Problem statement:
Search the material below for the word "this". Copy every line that has it.

Extracted material:

════════

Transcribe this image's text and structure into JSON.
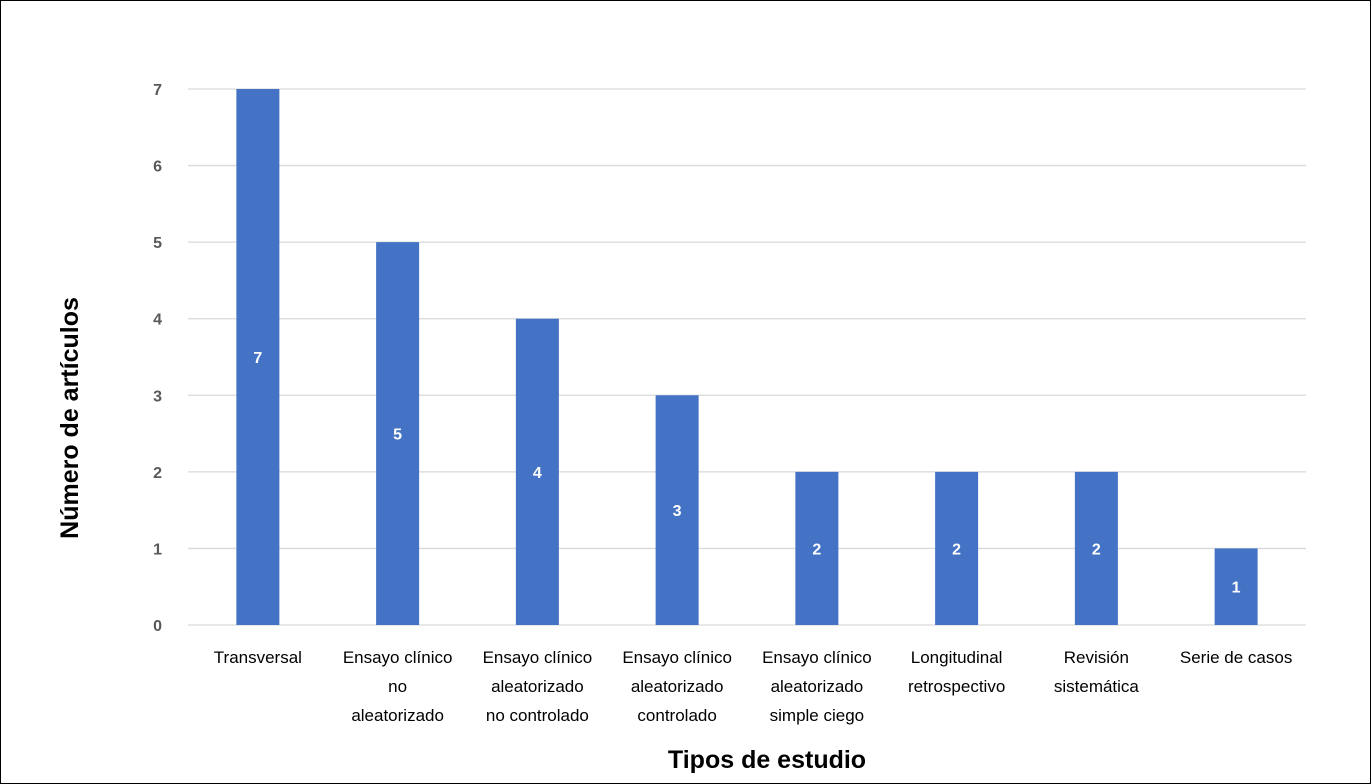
{
  "chart_data": {
    "type": "bar",
    "categories": [
      [
        "Transversal"
      ],
      [
        "Ensayo clínico",
        "no",
        "aleatorizado"
      ],
      [
        "Ensayo clínico",
        "aleatorizado",
        "no controlado"
      ],
      [
        "Ensayo clínico",
        "aleatorizado",
        "controlado"
      ],
      [
        "Ensayo clínico",
        "aleatorizado",
        "simple ciego"
      ],
      [
        "Longitudinal",
        "retrospectivo"
      ],
      [
        "Revisión",
        "sistemática"
      ],
      [
        "Serie de casos"
      ]
    ],
    "values": [
      7,
      5,
      4,
      3,
      2,
      2,
      2,
      1
    ],
    "data_labels": [
      "7",
      "5",
      "4",
      "3",
      "2",
      "2",
      "2",
      "1"
    ],
    "yticks": [
      "0",
      "1",
      "2",
      "3",
      "4",
      "5",
      "6",
      "7"
    ],
    "ylim": [
      0,
      7
    ],
    "xlabel": "Tipos de estudio",
    "ylabel": "Número de artículos",
    "grid": true,
    "legend": "none",
    "colors": {
      "bar": "#4472C4",
      "grid": "#D9D9D9",
      "label": "#FFFFFF"
    }
  }
}
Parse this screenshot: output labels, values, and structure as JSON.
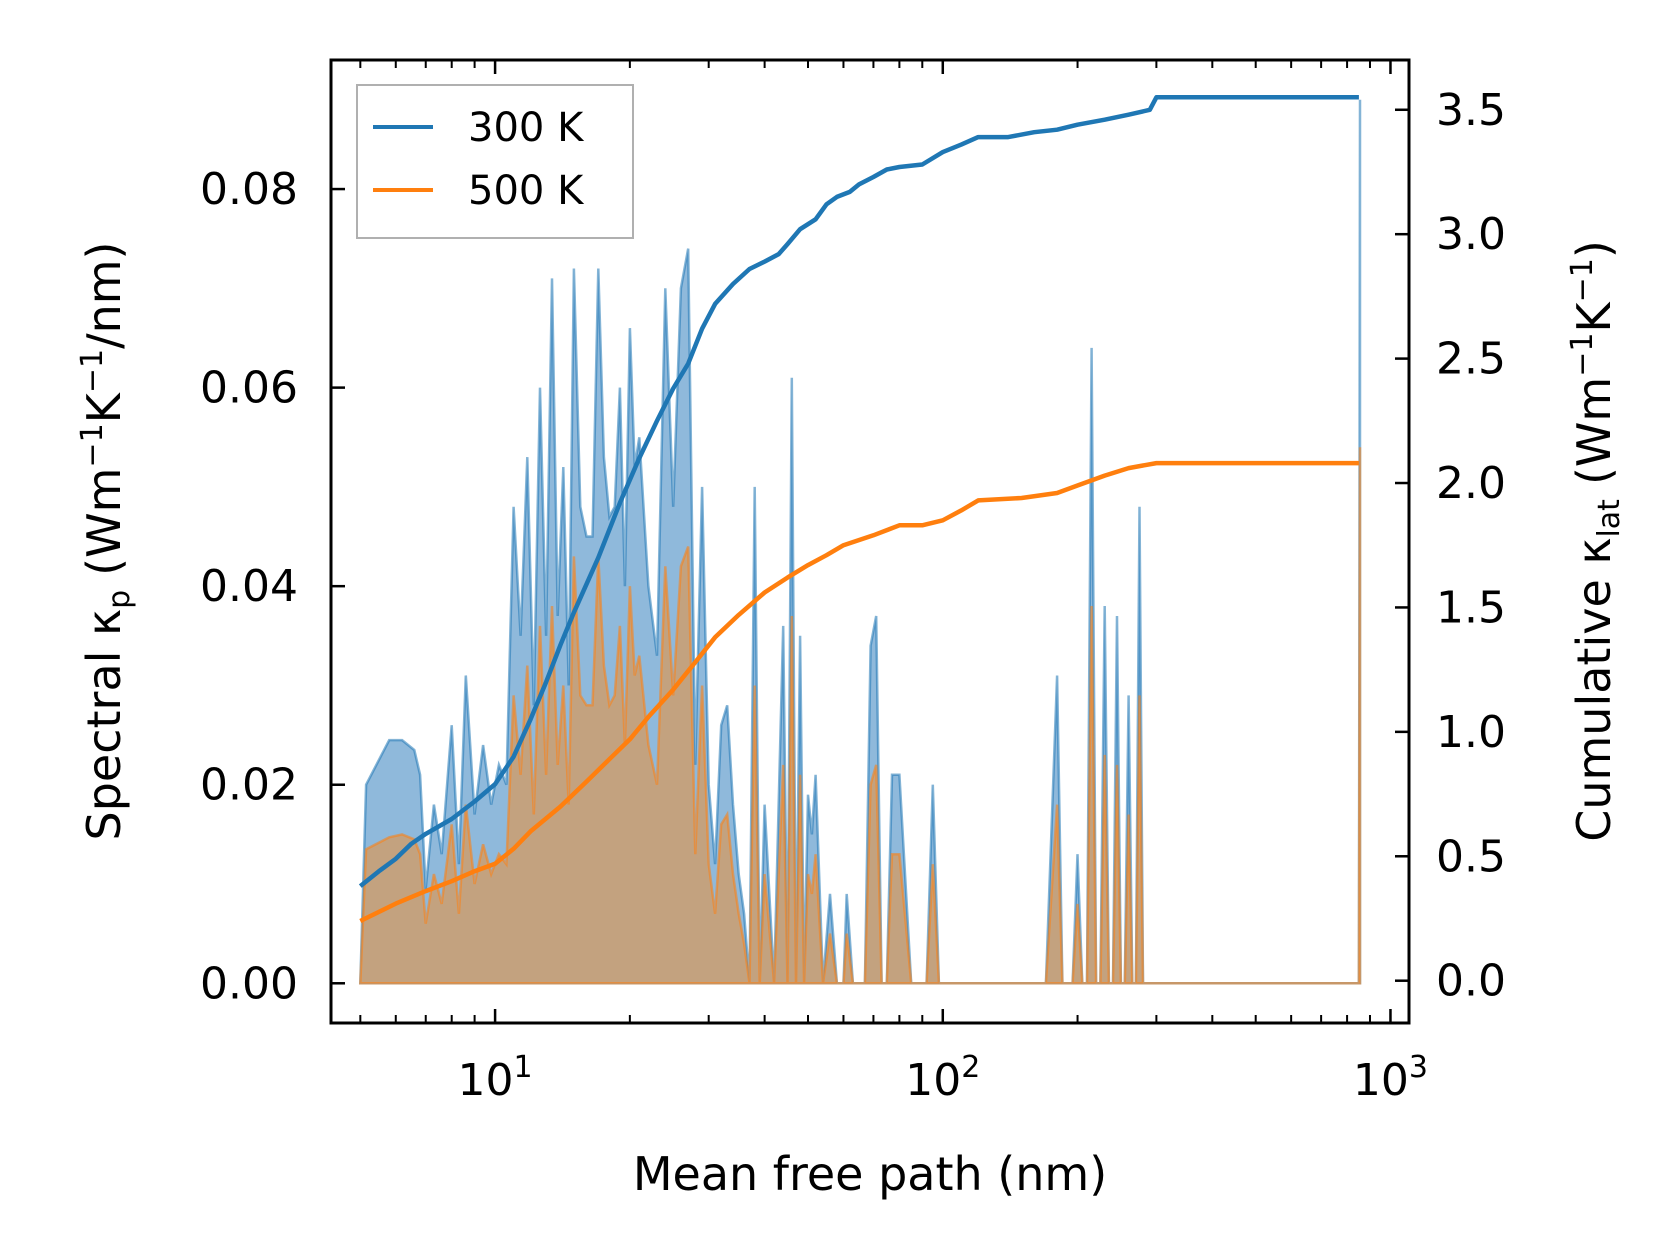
{
  "chart_data": {
    "type": "line",
    "title": "",
    "xlabel": "Mean free path (nm)",
    "ylabel_left": {
      "main": "Spectral κ",
      "sub": "p",
      "unit_prefix": "(Wm",
      "exp1": "−1",
      "mid": "K",
      "exp2": "−1",
      "unit_suffix": "/nm)"
    },
    "ylabel_right": {
      "main": "Cumulative κ",
      "sub": "lat",
      "unit_prefix": "(Wm",
      "exp1": "−1",
      "mid": "K",
      "exp2": "−1",
      "unit_suffix": ")"
    },
    "xscale": "log",
    "xlim": [
      4.3,
      1100
    ],
    "ylim_left": [
      -0.004,
      0.093
    ],
    "ylim_right": [
      -0.17,
      3.7
    ],
    "x_ticks": [
      {
        "base": "10",
        "exp": "1",
        "value": 10
      },
      {
        "base": "10",
        "exp": "2",
        "value": 100
      },
      {
        "base": "10",
        "exp": "3",
        "value": 1000
      }
    ],
    "y_left_ticks": [
      "0.00",
      "0.02",
      "0.04",
      "0.06",
      "0.08"
    ],
    "y_left_tick_values": [
      0,
      0.02,
      0.04,
      0.06,
      0.08
    ],
    "y_right_ticks": [
      "0.0",
      "0.5",
      "1.0",
      "1.5",
      "2.0",
      "2.5",
      "3.0",
      "3.5"
    ],
    "y_right_tick_values": [
      0,
      0.5,
      1.0,
      1.5,
      2.0,
      2.5,
      3.0,
      3.5
    ],
    "legend": {
      "placement": "top-left",
      "entries": [
        "300 K",
        "500 K"
      ]
    },
    "colors": {
      "300K": "#1f77b4",
      "500K": "#ff7f0e",
      "fill_300K": "#8fb9db",
      "fill_500K": "#c6a07a"
    },
    "series": [
      {
        "name": "300 K",
        "axis": "right",
        "kind": "cumulative",
        "x": [
          5,
          5.5,
          6,
          6.5,
          7,
          8,
          9,
          10,
          11,
          12,
          13,
          14,
          15,
          17,
          19,
          21,
          23,
          25,
          27,
          29,
          31,
          34,
          37,
          40,
          43,
          45,
          48,
          52,
          55,
          58,
          62,
          65,
          70,
          75,
          80,
          90,
          100,
          110,
          120,
          140,
          160,
          180,
          200,
          230,
          260,
          290,
          300,
          320,
          400,
          600,
          820,
          850
        ],
        "values": [
          0.38,
          0.44,
          0.49,
          0.55,
          0.59,
          0.65,
          0.72,
          0.79,
          0.9,
          1.05,
          1.2,
          1.35,
          1.48,
          1.7,
          1.92,
          2.1,
          2.25,
          2.38,
          2.48,
          2.62,
          2.72,
          2.8,
          2.86,
          2.89,
          2.92,
          2.96,
          3.02,
          3.06,
          3.12,
          3.15,
          3.17,
          3.2,
          3.23,
          3.26,
          3.27,
          3.28,
          3.33,
          3.36,
          3.39,
          3.39,
          3.41,
          3.42,
          3.44,
          3.46,
          3.48,
          3.5,
          3.55,
          3.55,
          3.55,
          3.55,
          3.55,
          3.55
        ]
      },
      {
        "name": "500 K",
        "axis": "right",
        "kind": "cumulative",
        "x": [
          5,
          6,
          7,
          8,
          9,
          10,
          11,
          12,
          14,
          16,
          18,
          20,
          22,
          25,
          28,
          31,
          35,
          40,
          45,
          50,
          55,
          60,
          70,
          80,
          90,
          100,
          110,
          120,
          150,
          180,
          200,
          230,
          260,
          300,
          320,
          400,
          600,
          850
        ],
        "values": [
          0.24,
          0.31,
          0.36,
          0.4,
          0.44,
          0.47,
          0.53,
          0.6,
          0.7,
          0.8,
          0.89,
          0.97,
          1.06,
          1.17,
          1.28,
          1.38,
          1.47,
          1.56,
          1.62,
          1.67,
          1.71,
          1.75,
          1.79,
          1.83,
          1.83,
          1.85,
          1.89,
          1.93,
          1.94,
          1.96,
          1.99,
          2.03,
          2.06,
          2.08,
          2.08,
          2.08,
          2.08,
          2.08
        ]
      },
      {
        "name": "300 K spectral",
        "axis": "left",
        "kind": "spectral-fill",
        "x": [
          5,
          5.15,
          5.8,
          6.2,
          6.6,
          6.8,
          7,
          7.3,
          7.6,
          8,
          8.3,
          8.6,
          9,
          9.4,
          9.8,
          10.2,
          10.6,
          11,
          11.4,
          11.8,
          12.2,
          12.6,
          13,
          13.4,
          13.8,
          14.2,
          14.6,
          15,
          15.5,
          16,
          16.5,
          17,
          17.5,
          18,
          18.5,
          19,
          19.5,
          20,
          20.5,
          21,
          22,
          23,
          24,
          25,
          26,
          27,
          28,
          29,
          30,
          31,
          32,
          33,
          34,
          35,
          36,
          37,
          38,
          39,
          40,
          42,
          44,
          45,
          46,
          47,
          48,
          49,
          50,
          51,
          52,
          54,
          56,
          58,
          59,
          60,
          61,
          63,
          65,
          67,
          69,
          71,
          73,
          75,
          77,
          80,
          85,
          89,
          92,
          95,
          98,
          100,
          103,
          106,
          110,
          114,
          118,
          122,
          130,
          140,
          145,
          150,
          155,
          170,
          180,
          185,
          190,
          195,
          200,
          205,
          210,
          215,
          220,
          225,
          230,
          235,
          240,
          245,
          250,
          255,
          260,
          265,
          270,
          275,
          280,
          285,
          290,
          295,
          300,
          305,
          310,
          315,
          320,
          330,
          400,
          600,
          840,
          850,
          855
        ],
        "values": [
          0.0,
          0.02,
          0.0245,
          0.0245,
          0.0235,
          0.021,
          0.0095,
          0.018,
          0.013,
          0.026,
          0.012,
          0.031,
          0.017,
          0.024,
          0.018,
          0.022,
          0.02,
          0.048,
          0.035,
          0.053,
          0.028,
          0.06,
          0.035,
          0.071,
          0.037,
          0.052,
          0.03,
          0.072,
          0.048,
          0.045,
          0.045,
          0.072,
          0.053,
          0.047,
          0.048,
          0.06,
          0.04,
          0.066,
          0.052,
          0.055,
          0.04,
          0.033,
          0.07,
          0.048,
          0.07,
          0.074,
          0.022,
          0.05,
          0.02,
          0.012,
          0.026,
          0.028,
          0.018,
          0.011,
          0.007,
          0.0,
          0.05,
          0.0,
          0.018,
          0.0,
          0.036,
          0.0,
          0.061,
          0.0,
          0.035,
          0.0,
          0.019,
          0.015,
          0.021,
          0.0,
          0.009,
          0.0,
          0.0,
          0.0,
          0.009,
          0.0,
          0.0,
          0.0,
          0.034,
          0.037,
          0.0,
          0.0,
          0.021,
          0.021,
          0.0,
          0.0,
          0.0,
          0.02,
          0.0,
          0.0,
          0.0,
          0.0,
          0.0,
          0.0,
          0.0,
          0.0,
          0.0,
          0.0,
          0.0,
          0.0,
          0.0,
          0.0,
          0.031,
          0.0,
          0.0,
          0.0,
          0.013,
          0.0,
          0.0,
          0.064,
          0.0,
          0.0,
          0.038,
          0.0,
          0.0,
          0.037,
          0.0,
          0.0,
          0.029,
          0.0,
          0.0,
          0.048,
          0.0,
          0.0,
          0.0,
          0.0,
          0.0,
          0.0,
          0.0,
          0.0,
          0.0,
          0.0,
          0.0,
          0.0,
          0.0,
          0.0,
          0.089
        ]
      },
      {
        "name": "500 K spectral",
        "axis": "left",
        "kind": "spectral-fill",
        "x": [
          5,
          5.15,
          5.8,
          6.2,
          6.6,
          6.8,
          7,
          7.3,
          7.6,
          8,
          8.3,
          8.6,
          9,
          9.4,
          9.8,
          10.2,
          10.6,
          11,
          11.4,
          11.8,
          12.2,
          12.6,
          13,
          13.4,
          13.8,
          14.2,
          14.6,
          15,
          15.5,
          16,
          16.5,
          17,
          17.5,
          18,
          18.5,
          19,
          19.5,
          20,
          20.5,
          21,
          22,
          23,
          24,
          25,
          26,
          27,
          28,
          29,
          30,
          31,
          32,
          33,
          34,
          35,
          36,
          37,
          38,
          39,
          40,
          42,
          44,
          45,
          46,
          47,
          48,
          49,
          50,
          51,
          52,
          54,
          56,
          58,
          59,
          60,
          61,
          63,
          65,
          67,
          69,
          71,
          73,
          75,
          77,
          80,
          85,
          89,
          92,
          95,
          98,
          100,
          103,
          106,
          110,
          114,
          118,
          122,
          130,
          140,
          145,
          150,
          155,
          170,
          180,
          185,
          190,
          195,
          200,
          205,
          210,
          215,
          220,
          225,
          230,
          235,
          240,
          245,
          250,
          255,
          260,
          265,
          270,
          275,
          280,
          285,
          290,
          295,
          300,
          305,
          310,
          315,
          320,
          330,
          400,
          600,
          840,
          850,
          855
        ],
        "values": [
          0.0,
          0.0135,
          0.0147,
          0.015,
          0.0145,
          0.013,
          0.006,
          0.011,
          0.008,
          0.016,
          0.007,
          0.018,
          0.01,
          0.014,
          0.011,
          0.013,
          0.012,
          0.029,
          0.021,
          0.032,
          0.017,
          0.036,
          0.021,
          0.038,
          0.022,
          0.03,
          0.018,
          0.043,
          0.029,
          0.028,
          0.028,
          0.043,
          0.032,
          0.028,
          0.029,
          0.036,
          0.024,
          0.04,
          0.031,
          0.033,
          0.024,
          0.02,
          0.042,
          0.029,
          0.042,
          0.044,
          0.013,
          0.03,
          0.012,
          0.007,
          0.016,
          0.017,
          0.011,
          0.007,
          0.004,
          0.0,
          0.03,
          0.0,
          0.011,
          0.0,
          0.022,
          0.0,
          0.037,
          0.0,
          0.021,
          0.0,
          0.011,
          0.009,
          0.013,
          0.0,
          0.005,
          0.0,
          0.0,
          0.0,
          0.005,
          0.0,
          0.0,
          0.0,
          0.02,
          0.022,
          0.0,
          0.0,
          0.013,
          0.013,
          0.0,
          0.0,
          0.0,
          0.012,
          0.0,
          0.0,
          0.0,
          0.0,
          0.0,
          0.0,
          0.0,
          0.0,
          0.0,
          0.0,
          0.0,
          0.0,
          0.0,
          0.0,
          0.018,
          0.0,
          0.0,
          0.0,
          0.008,
          0.0,
          0.0,
          0.038,
          0.0,
          0.0,
          0.023,
          0.0,
          0.0,
          0.022,
          0.0,
          0.0,
          0.017,
          0.0,
          0.0,
          0.029,
          0.0,
          0.0,
          0.0,
          0.0,
          0.0,
          0.0,
          0.0,
          0.0,
          0.0,
          0.0,
          0.0,
          0.0,
          0.0,
          0.0,
          0.054
        ]
      }
    ]
  }
}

════════

Exercise response:
Transcribe this image's text and structure into JSON.
Parse this screenshot: output labels, values, and structure as JSON.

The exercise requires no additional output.